- What is being asked: Work through the following lines and count those that hold the word "умолчанию". Reply with that number only.

- Source records:

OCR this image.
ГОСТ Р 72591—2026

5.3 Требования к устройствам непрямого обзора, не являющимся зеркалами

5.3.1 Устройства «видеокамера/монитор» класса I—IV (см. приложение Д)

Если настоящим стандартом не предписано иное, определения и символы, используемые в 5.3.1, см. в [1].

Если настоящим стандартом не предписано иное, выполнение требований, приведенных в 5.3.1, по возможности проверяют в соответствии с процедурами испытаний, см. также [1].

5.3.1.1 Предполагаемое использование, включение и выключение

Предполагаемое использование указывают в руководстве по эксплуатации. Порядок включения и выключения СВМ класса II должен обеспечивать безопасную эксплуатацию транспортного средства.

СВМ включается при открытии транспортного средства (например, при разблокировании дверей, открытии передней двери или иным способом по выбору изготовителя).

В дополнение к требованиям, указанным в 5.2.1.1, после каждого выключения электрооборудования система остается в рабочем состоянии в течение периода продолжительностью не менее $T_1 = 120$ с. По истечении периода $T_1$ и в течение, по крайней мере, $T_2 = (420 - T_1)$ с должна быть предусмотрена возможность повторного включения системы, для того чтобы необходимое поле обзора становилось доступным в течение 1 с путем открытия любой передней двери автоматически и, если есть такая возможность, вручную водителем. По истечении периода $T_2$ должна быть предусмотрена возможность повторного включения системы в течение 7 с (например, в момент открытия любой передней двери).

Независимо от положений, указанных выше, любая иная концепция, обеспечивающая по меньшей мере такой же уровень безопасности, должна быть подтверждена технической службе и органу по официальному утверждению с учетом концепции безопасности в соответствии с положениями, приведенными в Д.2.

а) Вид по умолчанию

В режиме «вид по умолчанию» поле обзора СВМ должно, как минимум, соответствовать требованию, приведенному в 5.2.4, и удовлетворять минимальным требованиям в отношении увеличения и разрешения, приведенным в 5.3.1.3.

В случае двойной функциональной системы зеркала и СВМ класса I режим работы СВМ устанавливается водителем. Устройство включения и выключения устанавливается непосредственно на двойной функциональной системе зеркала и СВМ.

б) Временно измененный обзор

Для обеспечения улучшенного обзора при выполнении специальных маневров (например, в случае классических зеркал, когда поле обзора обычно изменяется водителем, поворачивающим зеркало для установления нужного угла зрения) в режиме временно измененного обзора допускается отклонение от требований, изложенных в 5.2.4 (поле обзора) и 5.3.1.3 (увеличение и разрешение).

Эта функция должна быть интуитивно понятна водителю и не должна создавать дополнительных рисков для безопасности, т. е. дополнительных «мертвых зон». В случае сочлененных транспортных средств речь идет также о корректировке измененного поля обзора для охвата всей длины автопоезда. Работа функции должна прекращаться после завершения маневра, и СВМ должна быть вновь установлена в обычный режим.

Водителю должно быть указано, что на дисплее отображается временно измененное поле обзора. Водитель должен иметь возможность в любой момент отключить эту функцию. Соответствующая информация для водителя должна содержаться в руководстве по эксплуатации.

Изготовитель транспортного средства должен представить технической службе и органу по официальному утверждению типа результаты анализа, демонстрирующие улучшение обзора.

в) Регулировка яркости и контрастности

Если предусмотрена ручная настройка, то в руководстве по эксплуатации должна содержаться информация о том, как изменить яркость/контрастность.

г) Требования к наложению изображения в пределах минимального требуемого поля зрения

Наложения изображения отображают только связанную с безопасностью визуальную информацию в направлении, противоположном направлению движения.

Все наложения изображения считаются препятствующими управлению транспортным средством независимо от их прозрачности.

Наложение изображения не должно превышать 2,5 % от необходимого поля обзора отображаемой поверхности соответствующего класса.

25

- Exercise output: 2